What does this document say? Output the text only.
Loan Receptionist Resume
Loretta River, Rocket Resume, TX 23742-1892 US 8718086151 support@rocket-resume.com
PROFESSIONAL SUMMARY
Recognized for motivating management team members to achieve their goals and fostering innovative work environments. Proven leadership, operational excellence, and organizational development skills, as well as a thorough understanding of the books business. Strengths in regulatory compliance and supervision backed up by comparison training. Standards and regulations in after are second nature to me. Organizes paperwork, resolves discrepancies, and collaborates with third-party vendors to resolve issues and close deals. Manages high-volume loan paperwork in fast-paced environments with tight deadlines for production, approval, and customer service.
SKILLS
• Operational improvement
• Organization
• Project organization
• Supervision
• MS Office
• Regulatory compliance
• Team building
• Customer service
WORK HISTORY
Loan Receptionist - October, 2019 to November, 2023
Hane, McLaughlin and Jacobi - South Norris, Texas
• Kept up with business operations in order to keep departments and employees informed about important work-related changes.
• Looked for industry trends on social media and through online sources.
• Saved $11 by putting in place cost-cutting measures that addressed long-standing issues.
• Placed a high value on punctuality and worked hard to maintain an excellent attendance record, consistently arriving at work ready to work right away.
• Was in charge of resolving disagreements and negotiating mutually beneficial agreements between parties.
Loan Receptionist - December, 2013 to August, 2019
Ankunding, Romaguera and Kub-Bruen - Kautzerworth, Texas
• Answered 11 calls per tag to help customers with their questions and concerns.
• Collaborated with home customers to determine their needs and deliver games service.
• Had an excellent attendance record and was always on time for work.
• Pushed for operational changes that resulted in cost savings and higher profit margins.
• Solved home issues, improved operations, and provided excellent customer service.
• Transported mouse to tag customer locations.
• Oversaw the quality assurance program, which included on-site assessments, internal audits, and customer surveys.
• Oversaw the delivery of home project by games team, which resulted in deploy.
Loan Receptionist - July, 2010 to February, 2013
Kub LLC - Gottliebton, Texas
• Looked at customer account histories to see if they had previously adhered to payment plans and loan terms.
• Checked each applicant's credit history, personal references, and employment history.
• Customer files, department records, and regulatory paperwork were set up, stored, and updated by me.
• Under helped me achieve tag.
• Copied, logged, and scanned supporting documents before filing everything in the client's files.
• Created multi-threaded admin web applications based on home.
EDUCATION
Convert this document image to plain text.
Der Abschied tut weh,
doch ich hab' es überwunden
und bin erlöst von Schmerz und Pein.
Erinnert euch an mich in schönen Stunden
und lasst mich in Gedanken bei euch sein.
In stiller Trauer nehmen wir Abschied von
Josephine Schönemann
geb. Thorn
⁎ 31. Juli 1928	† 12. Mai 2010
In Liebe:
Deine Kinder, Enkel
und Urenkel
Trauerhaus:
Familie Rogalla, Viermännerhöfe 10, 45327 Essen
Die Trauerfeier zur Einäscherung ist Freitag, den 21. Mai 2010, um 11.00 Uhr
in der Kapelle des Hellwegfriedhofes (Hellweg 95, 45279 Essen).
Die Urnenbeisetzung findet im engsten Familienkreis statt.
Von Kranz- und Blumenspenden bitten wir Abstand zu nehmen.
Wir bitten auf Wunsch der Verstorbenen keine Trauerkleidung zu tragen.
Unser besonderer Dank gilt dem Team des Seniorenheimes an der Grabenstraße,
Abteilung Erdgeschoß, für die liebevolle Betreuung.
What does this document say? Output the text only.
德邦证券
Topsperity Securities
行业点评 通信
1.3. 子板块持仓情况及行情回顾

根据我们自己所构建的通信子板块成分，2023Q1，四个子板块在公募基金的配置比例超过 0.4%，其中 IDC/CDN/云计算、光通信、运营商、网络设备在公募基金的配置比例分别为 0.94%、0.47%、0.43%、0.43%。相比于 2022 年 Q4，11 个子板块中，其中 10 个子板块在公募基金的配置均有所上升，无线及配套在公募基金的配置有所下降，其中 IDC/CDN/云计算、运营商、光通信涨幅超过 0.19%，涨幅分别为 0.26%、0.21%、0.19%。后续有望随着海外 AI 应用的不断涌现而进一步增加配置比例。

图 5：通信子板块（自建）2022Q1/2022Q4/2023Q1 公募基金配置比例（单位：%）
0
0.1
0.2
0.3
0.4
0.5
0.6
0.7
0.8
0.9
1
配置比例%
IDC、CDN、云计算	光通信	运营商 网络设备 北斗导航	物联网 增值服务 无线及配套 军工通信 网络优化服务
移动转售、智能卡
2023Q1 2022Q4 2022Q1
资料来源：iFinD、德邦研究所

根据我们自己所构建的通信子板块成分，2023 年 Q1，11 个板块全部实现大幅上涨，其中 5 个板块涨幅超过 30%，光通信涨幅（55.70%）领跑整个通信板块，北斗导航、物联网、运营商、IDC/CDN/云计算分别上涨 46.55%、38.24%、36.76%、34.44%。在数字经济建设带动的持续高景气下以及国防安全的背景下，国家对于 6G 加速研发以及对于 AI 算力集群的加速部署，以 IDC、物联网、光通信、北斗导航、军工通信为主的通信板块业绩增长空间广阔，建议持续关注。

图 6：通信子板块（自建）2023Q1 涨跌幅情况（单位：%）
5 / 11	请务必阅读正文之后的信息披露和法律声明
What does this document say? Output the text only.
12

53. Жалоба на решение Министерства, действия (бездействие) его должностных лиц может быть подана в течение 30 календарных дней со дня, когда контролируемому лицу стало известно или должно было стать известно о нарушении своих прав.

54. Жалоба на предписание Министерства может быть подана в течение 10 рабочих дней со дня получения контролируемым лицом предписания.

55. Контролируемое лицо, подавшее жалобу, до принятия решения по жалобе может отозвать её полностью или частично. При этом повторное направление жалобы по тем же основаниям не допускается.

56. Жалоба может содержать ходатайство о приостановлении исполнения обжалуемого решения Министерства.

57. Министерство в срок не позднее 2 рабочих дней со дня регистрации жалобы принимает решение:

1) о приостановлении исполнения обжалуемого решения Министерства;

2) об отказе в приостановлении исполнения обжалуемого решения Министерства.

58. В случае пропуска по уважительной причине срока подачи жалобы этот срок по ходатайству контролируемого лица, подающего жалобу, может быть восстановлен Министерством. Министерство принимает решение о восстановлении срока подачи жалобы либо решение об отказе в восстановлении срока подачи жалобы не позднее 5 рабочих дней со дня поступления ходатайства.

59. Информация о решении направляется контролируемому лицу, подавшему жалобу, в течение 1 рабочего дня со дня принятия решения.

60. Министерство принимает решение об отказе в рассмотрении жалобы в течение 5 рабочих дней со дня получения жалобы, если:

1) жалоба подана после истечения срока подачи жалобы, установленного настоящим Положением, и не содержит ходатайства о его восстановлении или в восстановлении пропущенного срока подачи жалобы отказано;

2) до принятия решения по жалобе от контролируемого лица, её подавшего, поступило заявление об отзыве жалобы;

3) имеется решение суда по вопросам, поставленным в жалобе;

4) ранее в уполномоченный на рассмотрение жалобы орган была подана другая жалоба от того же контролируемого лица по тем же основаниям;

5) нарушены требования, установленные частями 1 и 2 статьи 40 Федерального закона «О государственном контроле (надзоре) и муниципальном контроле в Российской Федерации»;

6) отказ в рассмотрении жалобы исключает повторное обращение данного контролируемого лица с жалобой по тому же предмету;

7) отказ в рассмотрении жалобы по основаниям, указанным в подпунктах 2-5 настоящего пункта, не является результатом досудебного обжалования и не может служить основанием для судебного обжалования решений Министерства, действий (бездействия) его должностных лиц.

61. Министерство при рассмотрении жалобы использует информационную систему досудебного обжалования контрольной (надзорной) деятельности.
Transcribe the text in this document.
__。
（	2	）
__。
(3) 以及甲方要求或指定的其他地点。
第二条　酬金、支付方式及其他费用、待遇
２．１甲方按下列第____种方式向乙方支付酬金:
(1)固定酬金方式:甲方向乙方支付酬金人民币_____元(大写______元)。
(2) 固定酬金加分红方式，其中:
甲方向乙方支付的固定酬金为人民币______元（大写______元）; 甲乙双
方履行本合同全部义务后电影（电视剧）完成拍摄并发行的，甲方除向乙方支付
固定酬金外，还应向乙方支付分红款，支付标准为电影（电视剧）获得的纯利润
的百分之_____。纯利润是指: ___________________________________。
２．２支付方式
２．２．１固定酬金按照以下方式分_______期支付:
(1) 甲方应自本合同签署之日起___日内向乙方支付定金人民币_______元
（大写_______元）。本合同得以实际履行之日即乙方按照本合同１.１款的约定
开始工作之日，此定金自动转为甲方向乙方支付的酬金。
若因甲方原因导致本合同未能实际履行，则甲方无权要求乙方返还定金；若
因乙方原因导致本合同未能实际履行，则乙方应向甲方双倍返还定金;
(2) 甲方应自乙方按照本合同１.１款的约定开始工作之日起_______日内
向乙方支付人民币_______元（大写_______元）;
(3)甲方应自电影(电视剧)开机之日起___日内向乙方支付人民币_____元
===
TASK PROMPT
Copy out the lines in which the string "Texas" appears.

RESULT BELOW
Hane, McLaughlin and Jacobi - South Norris, Texas
Ankunding, Romaguera and Kub-Bruen - Kautzerworth, Texas
Kub LLC - Gottliebton, Texas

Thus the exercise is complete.